EXERCISE REQUIREMENTS:
Copy all lines that contain the word "this".

AVAILABLE DATA:

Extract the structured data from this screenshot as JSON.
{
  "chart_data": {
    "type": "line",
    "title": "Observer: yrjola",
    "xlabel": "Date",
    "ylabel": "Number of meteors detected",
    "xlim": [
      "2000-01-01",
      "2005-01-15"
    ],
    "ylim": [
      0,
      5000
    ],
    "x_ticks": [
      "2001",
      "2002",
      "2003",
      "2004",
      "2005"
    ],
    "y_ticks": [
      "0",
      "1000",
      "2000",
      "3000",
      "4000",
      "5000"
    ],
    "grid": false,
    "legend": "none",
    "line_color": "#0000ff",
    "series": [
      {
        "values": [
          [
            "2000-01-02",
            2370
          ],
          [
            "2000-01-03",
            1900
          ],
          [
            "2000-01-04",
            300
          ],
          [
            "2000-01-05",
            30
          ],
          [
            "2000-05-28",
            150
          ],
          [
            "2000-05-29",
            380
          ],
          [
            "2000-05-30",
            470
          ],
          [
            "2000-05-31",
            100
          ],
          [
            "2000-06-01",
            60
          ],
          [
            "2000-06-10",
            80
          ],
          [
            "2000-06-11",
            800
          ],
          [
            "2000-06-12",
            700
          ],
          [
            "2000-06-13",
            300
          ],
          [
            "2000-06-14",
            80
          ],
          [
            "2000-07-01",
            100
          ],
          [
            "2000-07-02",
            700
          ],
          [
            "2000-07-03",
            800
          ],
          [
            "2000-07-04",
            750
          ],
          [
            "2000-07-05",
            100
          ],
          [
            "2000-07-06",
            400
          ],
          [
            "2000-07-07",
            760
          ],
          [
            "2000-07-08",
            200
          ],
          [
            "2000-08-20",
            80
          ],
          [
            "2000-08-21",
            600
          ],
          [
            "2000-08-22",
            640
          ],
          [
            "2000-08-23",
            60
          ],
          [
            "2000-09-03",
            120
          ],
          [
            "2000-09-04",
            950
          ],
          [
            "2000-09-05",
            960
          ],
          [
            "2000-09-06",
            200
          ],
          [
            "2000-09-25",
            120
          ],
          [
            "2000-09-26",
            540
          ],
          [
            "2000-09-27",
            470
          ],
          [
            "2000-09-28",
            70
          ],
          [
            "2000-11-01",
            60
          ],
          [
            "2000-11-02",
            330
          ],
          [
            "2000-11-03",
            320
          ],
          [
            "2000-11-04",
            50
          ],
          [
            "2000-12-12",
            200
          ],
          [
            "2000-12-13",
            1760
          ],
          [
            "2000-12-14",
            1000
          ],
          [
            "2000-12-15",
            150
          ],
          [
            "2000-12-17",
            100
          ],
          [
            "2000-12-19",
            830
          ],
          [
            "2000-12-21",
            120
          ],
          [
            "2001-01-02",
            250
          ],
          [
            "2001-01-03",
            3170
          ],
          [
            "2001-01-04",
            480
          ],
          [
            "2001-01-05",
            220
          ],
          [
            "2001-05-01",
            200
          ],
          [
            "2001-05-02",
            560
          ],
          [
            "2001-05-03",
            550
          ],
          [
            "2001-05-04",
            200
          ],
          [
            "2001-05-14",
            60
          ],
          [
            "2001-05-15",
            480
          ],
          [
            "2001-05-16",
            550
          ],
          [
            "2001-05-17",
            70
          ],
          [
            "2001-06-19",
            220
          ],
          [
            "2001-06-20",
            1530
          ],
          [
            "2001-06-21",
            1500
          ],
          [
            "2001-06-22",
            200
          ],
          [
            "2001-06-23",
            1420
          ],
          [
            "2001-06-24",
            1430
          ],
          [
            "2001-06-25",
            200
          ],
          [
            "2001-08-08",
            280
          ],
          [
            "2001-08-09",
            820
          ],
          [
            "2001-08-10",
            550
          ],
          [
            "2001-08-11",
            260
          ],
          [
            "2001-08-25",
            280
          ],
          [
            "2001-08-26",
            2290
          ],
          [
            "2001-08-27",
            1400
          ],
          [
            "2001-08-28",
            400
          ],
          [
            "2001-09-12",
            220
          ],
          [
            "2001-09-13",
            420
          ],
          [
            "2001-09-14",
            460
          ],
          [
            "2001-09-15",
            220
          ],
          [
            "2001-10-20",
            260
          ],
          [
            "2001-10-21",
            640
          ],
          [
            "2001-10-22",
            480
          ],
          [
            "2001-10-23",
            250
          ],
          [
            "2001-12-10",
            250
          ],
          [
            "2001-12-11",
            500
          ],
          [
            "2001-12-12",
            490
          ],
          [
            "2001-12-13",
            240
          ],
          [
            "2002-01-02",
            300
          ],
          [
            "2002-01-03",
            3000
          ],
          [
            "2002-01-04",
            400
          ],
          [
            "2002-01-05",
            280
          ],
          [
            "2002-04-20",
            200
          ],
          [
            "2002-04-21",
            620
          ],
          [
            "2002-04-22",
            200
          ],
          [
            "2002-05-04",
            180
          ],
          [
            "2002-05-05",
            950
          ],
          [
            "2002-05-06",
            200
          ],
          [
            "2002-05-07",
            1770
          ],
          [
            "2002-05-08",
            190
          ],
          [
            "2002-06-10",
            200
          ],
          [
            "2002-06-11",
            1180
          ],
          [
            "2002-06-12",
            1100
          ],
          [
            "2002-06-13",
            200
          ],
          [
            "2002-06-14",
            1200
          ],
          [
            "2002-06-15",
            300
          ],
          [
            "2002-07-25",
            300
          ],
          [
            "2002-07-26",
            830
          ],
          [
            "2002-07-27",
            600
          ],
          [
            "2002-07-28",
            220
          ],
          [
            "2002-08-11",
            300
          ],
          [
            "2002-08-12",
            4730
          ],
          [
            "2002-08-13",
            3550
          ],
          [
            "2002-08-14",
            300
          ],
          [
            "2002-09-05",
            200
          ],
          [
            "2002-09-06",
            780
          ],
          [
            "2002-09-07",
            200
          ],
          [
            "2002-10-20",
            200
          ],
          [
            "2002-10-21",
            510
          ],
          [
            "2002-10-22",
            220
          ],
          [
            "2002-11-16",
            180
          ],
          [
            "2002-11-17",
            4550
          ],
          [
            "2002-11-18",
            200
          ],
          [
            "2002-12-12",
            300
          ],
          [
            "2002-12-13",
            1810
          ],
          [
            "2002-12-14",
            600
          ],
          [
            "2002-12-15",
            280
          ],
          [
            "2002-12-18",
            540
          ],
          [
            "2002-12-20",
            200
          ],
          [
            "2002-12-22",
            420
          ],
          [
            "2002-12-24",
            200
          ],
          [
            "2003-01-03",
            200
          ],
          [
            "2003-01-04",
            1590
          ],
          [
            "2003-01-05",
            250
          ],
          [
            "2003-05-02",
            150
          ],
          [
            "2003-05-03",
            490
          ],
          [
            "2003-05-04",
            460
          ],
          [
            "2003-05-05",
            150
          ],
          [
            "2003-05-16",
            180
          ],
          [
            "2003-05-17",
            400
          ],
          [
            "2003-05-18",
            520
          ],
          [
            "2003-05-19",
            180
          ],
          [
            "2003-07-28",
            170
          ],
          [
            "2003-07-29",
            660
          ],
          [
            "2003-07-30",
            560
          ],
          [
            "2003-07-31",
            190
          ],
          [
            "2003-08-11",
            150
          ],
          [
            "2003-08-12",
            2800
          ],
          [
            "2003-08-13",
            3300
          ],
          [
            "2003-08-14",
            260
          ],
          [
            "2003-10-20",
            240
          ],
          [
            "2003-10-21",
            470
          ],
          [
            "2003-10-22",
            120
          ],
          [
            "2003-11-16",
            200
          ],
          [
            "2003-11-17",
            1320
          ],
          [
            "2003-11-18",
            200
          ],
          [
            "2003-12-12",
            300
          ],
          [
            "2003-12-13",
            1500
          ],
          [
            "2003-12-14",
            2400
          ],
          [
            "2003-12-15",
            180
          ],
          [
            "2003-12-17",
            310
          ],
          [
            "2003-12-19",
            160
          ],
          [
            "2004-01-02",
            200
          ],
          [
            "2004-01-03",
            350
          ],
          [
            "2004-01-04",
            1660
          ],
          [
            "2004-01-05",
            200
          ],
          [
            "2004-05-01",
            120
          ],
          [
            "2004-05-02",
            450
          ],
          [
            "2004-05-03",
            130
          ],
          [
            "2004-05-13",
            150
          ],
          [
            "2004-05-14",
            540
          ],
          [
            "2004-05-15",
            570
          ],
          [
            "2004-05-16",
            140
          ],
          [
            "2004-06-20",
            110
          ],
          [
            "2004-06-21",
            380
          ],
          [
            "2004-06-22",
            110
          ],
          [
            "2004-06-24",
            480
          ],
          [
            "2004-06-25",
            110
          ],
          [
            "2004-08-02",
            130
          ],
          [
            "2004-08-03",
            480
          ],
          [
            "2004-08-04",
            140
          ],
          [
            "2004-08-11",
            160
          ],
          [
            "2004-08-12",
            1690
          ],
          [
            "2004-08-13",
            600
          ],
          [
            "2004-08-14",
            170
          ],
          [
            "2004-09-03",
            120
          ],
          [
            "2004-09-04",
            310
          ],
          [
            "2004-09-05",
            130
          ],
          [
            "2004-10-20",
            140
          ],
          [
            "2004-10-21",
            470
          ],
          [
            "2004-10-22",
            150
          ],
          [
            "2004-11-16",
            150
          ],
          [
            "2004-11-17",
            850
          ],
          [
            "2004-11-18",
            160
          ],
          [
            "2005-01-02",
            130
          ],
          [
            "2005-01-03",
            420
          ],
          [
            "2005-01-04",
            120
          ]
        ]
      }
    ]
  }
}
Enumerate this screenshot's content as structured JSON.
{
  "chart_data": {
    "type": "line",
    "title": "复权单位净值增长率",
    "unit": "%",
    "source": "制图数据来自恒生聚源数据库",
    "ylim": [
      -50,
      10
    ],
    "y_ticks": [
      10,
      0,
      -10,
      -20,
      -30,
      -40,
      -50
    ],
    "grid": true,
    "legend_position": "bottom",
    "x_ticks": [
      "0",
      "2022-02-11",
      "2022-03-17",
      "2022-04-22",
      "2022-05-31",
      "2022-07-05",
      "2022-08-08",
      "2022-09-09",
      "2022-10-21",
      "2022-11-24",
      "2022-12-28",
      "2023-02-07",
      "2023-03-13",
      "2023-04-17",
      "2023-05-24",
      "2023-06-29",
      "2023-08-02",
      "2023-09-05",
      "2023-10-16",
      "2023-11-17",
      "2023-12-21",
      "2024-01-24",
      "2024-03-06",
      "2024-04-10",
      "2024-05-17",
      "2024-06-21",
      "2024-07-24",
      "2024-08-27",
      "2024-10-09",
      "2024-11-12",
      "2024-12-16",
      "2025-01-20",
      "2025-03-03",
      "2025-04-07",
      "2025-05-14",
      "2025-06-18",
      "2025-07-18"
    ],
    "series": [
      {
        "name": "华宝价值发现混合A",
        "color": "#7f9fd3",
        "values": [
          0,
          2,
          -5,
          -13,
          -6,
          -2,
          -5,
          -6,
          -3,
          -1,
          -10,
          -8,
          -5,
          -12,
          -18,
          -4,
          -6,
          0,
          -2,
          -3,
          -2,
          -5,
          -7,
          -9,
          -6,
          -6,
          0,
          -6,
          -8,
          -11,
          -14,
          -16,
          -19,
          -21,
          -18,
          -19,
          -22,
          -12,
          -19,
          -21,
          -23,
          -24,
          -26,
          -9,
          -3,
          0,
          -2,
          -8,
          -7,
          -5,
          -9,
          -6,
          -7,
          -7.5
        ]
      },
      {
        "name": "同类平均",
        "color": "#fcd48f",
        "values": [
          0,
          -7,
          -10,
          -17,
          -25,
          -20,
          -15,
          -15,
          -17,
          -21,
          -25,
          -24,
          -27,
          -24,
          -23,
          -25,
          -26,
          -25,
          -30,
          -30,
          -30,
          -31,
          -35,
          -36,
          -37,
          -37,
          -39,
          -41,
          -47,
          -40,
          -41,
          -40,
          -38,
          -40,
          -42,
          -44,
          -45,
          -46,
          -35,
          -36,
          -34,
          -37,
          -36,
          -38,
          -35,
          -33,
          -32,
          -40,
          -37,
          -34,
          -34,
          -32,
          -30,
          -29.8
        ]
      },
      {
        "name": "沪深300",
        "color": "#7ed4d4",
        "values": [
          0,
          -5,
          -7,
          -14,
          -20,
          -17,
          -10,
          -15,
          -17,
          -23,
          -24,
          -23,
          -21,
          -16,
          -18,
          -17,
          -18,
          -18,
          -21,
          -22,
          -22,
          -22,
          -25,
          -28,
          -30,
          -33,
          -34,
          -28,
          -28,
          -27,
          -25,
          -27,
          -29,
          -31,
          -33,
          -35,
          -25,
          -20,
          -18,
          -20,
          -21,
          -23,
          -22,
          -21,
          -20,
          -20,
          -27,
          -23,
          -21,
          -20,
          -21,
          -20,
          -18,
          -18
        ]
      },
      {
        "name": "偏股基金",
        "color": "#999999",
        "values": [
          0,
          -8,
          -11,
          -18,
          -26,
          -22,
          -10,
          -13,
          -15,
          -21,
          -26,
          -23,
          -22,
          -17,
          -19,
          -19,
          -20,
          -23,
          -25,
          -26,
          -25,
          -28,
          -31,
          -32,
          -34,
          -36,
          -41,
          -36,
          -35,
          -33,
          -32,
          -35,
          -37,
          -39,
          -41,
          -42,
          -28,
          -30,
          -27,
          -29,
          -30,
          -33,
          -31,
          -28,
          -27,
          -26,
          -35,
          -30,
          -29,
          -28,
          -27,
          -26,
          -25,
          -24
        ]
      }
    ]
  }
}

REPLY TO THE TASK:
Extract the structured data from this screenshot as JSON.
Enumerate this screenshot's content as structured JSON.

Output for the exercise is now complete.